RECORDS FOR THE TASK ▸
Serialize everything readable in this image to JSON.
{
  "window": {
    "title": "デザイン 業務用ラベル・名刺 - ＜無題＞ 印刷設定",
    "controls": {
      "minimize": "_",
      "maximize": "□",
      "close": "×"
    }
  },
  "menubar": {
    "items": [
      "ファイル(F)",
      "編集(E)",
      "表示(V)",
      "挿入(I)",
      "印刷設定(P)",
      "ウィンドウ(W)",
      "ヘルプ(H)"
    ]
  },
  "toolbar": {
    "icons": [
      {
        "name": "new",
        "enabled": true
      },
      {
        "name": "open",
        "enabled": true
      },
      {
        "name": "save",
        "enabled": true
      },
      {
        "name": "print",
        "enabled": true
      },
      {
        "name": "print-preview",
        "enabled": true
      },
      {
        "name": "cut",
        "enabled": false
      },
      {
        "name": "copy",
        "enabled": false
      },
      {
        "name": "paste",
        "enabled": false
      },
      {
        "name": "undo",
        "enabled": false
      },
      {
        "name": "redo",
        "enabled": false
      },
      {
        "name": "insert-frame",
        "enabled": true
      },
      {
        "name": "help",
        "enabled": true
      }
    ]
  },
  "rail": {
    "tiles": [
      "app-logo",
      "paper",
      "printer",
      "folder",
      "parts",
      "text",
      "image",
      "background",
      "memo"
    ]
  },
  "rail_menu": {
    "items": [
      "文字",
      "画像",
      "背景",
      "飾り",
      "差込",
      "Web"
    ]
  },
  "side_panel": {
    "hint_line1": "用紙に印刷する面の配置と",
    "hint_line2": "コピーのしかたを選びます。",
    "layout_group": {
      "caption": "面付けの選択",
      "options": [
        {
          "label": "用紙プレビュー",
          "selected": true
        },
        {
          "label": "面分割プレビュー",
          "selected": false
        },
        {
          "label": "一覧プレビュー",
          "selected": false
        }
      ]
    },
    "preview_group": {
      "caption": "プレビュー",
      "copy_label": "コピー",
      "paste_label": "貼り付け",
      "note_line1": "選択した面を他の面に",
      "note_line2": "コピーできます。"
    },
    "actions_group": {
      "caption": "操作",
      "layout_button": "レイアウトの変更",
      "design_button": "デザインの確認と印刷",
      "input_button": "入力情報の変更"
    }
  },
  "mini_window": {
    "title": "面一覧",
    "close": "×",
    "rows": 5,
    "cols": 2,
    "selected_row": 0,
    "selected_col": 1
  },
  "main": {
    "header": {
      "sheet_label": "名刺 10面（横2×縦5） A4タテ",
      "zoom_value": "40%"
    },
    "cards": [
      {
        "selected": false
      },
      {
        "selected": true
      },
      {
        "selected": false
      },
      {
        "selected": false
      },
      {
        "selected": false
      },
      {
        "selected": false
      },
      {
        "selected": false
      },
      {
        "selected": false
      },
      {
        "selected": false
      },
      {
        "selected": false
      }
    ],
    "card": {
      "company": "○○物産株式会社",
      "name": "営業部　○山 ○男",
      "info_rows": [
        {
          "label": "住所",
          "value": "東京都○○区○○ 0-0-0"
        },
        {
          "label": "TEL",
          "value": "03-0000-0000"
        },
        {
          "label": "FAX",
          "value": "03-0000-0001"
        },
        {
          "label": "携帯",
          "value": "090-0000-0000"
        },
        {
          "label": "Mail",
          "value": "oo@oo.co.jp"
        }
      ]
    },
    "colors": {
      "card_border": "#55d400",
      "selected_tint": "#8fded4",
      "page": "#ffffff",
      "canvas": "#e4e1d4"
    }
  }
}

WORK TO DO ▸ All of the data shown above must be copied exactly.

RIGHT ANSWER ▸
Serialize everything readable in this image to JSON.
{
  "window": {
    "title": "デザイン 業務用ラベル・名刺 - ＜無題＞ 印刷設定",
    "controls": {
      "minimize": "_",
      "maximize": "□",
      "close": "×"
    }
  },
  "menubar": {
    "items": [
      "ファイル(F)",
      "編集(E)",
      "表示(V)",
      "挿入(I)",
      "印刷設定(P)",
      "ウィンドウ(W)",
      "ヘルプ(H)"
    ]
  },
  "toolbar": {
    "icons": [
      {
        "name": "new",
        "enabled": true
      },
      {
        "name": "open",
        "enabled": true
      },
      {
        "name": "save",
        "enabled": true
      },
      {
        "name": "print",
        "enabled": true
      },
      {
        "name": "print-preview",
        "enabled": true
      },
      {
        "name": "cut",
        "enabled": false
      },
      {
        "name": "copy",
        "enabled": false
      },
      {
        "name": "paste",
        "enabled": false
      },
      {
        "name": "undo",
        "enabled": false
      },
      {
        "name": "redo",
        "enabled": false
      },
      {
        "name": "insert-frame",
        "enabled": true
      },
      {
        "name": "help",
        "enabled": true
      }
    ]
  },
  "rail": {
    "tiles": [
      "app-logo",
      "paper",
      "printer",
      "folder",
      "parts",
      "text",
      "image",
      "background",
      "memo"
    ]
  },
  "rail_menu": {
    "items": [
      "文字",
      "画像",
      "背景",
      "飾り",
      "差込",
      "Web"
    ]
  },
  "side_panel": {
    "hint_line1": "用紙に印刷する面の配置と",
    "hint_line2": "コピーのしかたを選びます。",
    "layout_group": {
      "caption": "面付けの選択",
      "options": [
        {
          "label": "用紙プレビュー",
          "selected": true
        },
        {
          "label": "面分割プレビュー",
          "selected": false
        },
        {
          "label": "一覧プレビュー",
          "selected": false
        }
      ]
    },
    "preview_group": {
      "caption": "プレビュー",
      "copy_label": "コピー",
      "paste_label": "貼り付け",
      "note_line1": "選択した面を他の面に",
      "note_line2": "コピーできます。"
    },
    "actions_group": {
      "caption": "操作",
      "layout_button": "レイアウトの変更",
      "design_button": "デザインの確認と印刷",
      "input_button": "入力情報の変更"
    }
  },
  "mini_window": {
    "title": "面一覧",
    "close": "×",
    "rows": 5,
    "cols": 2,
    "selected_row": 0,
    "selected_col": 1
  },
  "main": {
    "header": {
      "sheet_label": "名刺 10面（横2×縦5） A4タテ",
      "zoom_value": "40%"
    },
    "cards": [
      {
        "selected": false
      },
      {
        "selected": true
      },
      {
        "selected": false
      },
      {
        "selected": false
      },
      {
        "selected": false
      },
      {
        "selected": false
      },
      {
        "selected": false
      },
      {
        "selected": false
      },
      {
        "selected": false
      },
      {
        "selected": false
      }
    ],
    "card": {
      "company": "○○物産株式会社",
      "name": "営業部　○山 ○男",
      "info_rows": [
        {
          "label": "住所",
          "value": "東京都○○区○○ 0-0-0"
        },
        {
          "label": "TEL",
          "value": "03-0000-0000"
        },
        {
          "label": "FAX",
          "value": "03-0000-0001"
        },
        {
          "label": "携帯",
          "value": "090-0000-0000"
        },
        {
          "label": "Mail",
          "value": "oo@oo.co.jp"
        }
      ]
    },
    "colors": {
      "card_border": "#55d400",
      "selected_tint": "#8fded4",
      "page": "#ffffff",
      "canvas": "#e4e1d4"
    }
  }
}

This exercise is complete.